Lines of data
########
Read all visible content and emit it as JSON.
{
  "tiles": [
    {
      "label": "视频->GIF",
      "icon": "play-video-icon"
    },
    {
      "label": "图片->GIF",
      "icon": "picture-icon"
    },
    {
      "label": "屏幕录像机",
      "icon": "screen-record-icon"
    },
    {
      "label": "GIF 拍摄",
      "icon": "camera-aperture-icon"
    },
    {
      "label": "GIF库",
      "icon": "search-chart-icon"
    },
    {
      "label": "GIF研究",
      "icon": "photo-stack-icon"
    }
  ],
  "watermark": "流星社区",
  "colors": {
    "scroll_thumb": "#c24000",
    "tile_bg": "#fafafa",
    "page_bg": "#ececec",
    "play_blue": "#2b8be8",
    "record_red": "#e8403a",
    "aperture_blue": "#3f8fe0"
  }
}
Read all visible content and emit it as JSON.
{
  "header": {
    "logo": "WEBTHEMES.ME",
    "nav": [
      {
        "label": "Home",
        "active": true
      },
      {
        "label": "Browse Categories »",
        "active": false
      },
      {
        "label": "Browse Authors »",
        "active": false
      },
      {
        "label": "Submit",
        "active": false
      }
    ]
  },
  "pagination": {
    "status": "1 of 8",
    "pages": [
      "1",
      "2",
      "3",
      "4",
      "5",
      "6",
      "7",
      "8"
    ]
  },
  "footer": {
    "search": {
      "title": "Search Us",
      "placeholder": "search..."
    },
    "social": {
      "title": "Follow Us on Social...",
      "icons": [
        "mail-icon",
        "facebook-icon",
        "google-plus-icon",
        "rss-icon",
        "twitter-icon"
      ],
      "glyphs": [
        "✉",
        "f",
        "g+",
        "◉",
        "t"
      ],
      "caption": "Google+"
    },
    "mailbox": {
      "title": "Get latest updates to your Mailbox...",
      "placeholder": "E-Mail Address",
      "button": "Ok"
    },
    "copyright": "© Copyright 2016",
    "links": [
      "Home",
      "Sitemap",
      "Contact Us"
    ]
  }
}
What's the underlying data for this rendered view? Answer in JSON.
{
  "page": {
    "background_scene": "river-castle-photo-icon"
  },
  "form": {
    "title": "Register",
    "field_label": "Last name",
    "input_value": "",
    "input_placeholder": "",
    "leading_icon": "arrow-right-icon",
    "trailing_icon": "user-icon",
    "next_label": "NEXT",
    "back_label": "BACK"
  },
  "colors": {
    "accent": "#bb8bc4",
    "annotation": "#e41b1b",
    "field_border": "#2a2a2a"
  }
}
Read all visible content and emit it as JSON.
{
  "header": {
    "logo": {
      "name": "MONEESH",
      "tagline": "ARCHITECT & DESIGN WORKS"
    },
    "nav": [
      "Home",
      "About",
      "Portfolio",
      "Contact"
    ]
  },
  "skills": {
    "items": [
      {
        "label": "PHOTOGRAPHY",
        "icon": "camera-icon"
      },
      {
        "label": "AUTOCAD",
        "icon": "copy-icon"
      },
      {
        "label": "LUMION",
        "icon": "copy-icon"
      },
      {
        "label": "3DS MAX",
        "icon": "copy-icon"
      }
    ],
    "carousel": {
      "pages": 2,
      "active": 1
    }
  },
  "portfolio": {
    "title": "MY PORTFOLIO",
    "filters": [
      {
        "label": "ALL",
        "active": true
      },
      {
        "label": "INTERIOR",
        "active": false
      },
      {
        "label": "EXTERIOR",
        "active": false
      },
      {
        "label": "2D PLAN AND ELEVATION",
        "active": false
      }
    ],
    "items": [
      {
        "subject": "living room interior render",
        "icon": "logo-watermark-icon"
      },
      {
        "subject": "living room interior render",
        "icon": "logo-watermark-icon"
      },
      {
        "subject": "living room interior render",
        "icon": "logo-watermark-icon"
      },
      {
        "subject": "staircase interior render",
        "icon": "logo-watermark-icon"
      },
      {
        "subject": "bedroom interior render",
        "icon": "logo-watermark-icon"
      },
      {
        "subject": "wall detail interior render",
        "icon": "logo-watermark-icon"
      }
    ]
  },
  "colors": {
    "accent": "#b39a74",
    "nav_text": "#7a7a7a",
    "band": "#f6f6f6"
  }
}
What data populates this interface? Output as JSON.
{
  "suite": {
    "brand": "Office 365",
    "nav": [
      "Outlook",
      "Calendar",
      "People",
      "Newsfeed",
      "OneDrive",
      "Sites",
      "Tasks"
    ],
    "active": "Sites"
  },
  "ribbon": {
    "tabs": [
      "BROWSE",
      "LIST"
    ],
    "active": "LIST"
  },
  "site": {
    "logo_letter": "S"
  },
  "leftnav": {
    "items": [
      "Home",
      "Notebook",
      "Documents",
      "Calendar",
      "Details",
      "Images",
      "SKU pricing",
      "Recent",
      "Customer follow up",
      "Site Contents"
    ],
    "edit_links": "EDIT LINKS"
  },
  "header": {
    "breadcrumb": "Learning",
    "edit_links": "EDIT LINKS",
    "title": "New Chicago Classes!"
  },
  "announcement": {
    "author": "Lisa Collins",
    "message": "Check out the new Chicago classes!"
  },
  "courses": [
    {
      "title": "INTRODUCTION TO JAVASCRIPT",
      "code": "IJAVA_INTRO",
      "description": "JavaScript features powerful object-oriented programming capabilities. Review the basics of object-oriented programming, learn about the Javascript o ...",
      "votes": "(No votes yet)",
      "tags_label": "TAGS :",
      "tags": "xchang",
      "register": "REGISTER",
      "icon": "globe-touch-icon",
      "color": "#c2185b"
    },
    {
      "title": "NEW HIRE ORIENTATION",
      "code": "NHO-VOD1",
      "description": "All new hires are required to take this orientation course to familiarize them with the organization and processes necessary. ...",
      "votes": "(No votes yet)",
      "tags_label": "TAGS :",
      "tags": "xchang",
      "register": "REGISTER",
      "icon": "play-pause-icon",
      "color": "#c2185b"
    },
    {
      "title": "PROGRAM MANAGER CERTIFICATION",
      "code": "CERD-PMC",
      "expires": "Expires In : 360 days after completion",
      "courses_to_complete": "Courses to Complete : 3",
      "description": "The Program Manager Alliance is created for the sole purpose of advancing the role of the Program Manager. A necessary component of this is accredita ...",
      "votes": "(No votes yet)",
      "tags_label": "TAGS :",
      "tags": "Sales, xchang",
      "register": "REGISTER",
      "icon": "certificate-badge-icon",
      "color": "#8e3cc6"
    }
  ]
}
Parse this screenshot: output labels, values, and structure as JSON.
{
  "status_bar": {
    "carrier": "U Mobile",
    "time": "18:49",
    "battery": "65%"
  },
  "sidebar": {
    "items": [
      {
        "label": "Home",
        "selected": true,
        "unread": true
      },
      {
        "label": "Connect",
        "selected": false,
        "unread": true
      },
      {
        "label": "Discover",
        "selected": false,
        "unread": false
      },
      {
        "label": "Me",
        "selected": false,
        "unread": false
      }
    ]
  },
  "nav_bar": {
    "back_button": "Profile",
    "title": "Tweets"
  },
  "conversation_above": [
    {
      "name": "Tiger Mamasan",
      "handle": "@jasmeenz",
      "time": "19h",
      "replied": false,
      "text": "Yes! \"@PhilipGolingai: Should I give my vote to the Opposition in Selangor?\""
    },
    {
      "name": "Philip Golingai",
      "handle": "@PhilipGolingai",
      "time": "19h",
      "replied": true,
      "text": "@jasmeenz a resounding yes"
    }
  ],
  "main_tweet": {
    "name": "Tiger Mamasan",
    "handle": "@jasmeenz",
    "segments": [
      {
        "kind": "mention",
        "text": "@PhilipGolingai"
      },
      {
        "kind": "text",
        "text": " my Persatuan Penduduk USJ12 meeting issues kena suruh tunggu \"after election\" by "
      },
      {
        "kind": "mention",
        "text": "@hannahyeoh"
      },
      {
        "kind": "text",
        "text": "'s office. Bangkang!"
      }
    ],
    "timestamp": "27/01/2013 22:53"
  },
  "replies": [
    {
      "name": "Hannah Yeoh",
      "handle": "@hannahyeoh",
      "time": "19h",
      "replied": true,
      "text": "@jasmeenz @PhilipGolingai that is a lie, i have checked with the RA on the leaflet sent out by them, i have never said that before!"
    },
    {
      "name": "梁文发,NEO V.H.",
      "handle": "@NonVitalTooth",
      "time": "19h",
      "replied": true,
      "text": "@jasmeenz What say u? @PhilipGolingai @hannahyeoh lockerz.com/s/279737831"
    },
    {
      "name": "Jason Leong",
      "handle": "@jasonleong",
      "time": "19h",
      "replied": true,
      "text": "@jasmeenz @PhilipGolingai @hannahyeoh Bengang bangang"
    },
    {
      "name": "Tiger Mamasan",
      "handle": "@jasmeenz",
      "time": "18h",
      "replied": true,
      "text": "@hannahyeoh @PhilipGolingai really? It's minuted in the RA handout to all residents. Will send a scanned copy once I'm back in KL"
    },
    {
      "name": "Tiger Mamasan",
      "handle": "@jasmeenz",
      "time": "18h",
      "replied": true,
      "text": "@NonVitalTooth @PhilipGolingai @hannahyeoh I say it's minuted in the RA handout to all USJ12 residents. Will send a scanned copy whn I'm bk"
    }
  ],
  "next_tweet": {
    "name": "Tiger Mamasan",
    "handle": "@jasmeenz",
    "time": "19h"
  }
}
########
### [TASK DETAILS]
Identify all lines in the records above with the word "description".

### [FINAL RESULT]
      "description": "JavaScript features powerful object-oriented programming capabilities. Review the basics of object-oriented programming, learn about the Javascript o ...",
      "description": "All new hires are required to take this orientation course to familiarize them with the organization and processes necessary. ...",
      "description": "The Program Manager Alliance is created for the sole purpose of advancing the role of the Program Manager. A necessary component of this is accredita ...",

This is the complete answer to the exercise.